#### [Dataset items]
┄┄┄┄┄┄

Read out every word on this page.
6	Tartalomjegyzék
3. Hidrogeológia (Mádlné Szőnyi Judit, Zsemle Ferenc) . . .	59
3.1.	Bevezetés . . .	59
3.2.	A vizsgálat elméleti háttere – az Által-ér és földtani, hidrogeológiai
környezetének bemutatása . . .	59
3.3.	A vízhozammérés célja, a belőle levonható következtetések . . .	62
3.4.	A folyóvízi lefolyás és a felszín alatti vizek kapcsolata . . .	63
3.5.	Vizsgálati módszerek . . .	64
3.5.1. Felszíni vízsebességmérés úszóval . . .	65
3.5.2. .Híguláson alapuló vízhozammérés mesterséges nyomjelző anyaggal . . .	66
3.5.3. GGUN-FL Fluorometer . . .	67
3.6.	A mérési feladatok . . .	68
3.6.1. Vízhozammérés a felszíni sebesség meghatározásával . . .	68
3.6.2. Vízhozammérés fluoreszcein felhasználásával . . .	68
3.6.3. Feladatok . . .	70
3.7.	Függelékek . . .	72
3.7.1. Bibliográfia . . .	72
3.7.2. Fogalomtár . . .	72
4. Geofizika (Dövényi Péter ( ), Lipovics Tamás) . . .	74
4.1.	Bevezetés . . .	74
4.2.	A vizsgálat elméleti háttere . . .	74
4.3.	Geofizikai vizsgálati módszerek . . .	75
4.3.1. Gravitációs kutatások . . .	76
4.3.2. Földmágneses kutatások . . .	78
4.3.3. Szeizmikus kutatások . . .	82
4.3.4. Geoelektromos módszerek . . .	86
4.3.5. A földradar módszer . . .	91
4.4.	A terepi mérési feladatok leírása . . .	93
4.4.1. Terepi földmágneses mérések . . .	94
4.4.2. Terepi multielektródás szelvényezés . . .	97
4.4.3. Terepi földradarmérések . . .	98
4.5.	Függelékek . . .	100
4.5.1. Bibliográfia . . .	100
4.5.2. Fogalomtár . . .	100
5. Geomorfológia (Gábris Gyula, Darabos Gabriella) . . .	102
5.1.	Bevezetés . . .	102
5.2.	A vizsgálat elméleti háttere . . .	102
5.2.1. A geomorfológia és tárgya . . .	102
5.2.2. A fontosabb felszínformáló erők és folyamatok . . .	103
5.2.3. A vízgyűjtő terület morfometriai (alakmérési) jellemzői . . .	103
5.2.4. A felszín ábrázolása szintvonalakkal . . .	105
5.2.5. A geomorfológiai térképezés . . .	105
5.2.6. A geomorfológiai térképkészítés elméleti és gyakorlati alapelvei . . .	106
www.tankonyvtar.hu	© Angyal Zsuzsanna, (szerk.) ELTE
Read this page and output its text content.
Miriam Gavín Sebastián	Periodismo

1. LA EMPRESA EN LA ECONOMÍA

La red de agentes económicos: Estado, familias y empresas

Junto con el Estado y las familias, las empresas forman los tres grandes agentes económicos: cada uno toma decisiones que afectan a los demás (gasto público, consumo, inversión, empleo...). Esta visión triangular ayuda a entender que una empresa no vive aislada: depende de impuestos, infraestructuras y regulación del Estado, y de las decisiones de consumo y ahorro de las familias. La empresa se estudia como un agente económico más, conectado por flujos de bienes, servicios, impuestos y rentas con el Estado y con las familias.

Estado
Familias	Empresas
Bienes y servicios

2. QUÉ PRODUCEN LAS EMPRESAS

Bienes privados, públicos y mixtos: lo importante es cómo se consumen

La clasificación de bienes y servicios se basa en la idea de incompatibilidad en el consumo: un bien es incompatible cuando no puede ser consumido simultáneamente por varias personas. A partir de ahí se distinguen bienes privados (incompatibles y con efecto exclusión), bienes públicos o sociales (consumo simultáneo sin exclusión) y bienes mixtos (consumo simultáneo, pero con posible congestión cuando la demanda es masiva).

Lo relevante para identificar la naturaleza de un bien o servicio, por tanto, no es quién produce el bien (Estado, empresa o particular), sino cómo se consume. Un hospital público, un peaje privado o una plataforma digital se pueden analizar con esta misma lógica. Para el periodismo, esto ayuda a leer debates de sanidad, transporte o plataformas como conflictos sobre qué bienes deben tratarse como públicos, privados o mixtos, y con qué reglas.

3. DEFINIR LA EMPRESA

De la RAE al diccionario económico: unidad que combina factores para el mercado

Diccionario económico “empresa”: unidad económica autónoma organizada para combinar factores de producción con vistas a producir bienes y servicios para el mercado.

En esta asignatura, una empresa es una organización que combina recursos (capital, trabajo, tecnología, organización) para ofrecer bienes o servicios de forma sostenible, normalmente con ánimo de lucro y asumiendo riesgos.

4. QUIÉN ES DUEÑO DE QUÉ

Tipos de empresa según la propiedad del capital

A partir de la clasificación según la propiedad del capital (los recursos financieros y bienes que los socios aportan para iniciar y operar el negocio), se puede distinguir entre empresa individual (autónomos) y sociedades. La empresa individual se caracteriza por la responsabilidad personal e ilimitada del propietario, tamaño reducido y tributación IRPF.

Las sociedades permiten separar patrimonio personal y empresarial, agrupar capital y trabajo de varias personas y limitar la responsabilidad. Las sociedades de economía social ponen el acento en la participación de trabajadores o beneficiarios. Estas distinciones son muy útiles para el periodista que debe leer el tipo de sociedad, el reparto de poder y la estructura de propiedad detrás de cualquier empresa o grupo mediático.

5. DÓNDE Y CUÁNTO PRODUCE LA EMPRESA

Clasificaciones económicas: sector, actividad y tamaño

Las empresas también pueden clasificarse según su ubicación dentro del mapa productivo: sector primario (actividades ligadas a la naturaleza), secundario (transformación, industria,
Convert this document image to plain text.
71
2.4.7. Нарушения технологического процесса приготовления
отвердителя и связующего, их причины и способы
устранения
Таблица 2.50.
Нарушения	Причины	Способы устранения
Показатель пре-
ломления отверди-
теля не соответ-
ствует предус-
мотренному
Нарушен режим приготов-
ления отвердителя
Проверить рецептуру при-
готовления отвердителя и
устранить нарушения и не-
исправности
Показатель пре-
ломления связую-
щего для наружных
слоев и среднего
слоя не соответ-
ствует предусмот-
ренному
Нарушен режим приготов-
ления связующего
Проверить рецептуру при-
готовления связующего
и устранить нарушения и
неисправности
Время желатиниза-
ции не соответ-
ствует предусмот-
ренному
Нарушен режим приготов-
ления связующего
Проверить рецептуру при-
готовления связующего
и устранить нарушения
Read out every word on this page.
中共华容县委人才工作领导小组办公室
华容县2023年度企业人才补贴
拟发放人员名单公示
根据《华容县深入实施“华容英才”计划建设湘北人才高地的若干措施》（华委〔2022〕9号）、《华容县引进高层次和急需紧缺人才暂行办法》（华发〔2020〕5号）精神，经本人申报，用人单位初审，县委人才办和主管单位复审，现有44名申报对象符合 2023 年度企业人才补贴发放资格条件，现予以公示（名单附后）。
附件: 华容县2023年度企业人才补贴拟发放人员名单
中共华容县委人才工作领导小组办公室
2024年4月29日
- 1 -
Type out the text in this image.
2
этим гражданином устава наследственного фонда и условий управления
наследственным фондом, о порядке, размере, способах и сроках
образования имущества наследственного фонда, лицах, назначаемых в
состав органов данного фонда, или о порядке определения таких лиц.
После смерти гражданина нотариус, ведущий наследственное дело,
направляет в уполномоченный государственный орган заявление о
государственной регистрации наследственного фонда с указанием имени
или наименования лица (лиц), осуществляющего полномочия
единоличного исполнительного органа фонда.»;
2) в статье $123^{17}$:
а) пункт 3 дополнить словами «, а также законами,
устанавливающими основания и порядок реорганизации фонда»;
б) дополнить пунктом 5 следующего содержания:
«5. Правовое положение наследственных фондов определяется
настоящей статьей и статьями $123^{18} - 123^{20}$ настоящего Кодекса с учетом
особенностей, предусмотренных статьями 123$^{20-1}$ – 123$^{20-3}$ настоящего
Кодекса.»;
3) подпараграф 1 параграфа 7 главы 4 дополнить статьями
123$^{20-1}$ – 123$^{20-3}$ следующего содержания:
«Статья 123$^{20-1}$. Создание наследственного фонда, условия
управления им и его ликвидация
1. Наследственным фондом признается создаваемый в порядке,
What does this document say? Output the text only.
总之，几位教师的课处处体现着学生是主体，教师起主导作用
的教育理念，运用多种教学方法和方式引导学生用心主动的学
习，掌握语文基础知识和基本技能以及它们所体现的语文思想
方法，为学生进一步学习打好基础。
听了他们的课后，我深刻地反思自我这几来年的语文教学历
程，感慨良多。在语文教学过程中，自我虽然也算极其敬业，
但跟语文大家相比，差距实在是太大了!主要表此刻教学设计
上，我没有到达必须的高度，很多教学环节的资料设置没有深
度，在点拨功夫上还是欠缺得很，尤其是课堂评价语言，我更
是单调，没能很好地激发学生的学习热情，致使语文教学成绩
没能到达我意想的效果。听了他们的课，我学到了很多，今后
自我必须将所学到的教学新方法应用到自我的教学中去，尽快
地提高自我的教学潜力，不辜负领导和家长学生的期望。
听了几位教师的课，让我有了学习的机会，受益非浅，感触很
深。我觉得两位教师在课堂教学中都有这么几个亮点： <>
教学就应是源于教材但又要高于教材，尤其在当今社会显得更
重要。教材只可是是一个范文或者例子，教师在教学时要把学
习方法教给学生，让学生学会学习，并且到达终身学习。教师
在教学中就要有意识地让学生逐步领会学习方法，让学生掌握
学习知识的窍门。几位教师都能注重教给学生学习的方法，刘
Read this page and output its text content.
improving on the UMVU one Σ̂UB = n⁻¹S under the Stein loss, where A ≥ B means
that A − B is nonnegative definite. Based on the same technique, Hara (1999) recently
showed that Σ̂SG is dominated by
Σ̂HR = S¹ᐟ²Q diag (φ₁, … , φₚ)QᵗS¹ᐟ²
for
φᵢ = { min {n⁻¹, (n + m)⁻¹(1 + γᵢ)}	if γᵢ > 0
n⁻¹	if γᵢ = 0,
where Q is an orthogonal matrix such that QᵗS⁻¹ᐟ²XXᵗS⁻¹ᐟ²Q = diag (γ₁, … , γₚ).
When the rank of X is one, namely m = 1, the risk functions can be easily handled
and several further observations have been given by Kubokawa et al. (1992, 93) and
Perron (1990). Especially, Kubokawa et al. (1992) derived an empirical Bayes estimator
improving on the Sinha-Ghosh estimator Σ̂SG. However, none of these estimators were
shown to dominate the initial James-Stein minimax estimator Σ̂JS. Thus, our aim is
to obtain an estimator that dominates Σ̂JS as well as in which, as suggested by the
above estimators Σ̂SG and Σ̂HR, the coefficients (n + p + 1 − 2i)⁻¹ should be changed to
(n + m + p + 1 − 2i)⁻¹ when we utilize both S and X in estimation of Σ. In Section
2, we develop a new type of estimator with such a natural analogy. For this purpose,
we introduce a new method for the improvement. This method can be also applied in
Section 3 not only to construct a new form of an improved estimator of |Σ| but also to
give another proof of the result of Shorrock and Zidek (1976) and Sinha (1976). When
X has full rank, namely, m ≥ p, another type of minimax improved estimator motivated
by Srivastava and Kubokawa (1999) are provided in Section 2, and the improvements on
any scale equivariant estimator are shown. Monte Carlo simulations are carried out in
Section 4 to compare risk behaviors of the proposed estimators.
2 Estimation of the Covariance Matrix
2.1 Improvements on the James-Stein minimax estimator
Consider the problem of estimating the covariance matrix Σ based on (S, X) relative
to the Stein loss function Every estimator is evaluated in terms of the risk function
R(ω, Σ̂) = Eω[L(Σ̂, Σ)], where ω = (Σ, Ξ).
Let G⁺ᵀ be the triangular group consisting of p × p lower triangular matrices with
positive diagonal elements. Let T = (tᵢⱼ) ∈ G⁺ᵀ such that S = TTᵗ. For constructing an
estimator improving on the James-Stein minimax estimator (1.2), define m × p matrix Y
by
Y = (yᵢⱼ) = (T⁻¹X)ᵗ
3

┄┄┄┄┄┄

#### [YOUR OBJECTIVE]
Check each line of the records for the word "risk" and extract those that contain it.

#### [SOLUTION TO THIS EXERCISE]
When the rank of X is one, namely m = 1, the risk functions can be easily handled
Section 4 to compare risk behaviors of the proposed estimators.
to the Stein loss function Every estimator is evaluated in terms of the risk function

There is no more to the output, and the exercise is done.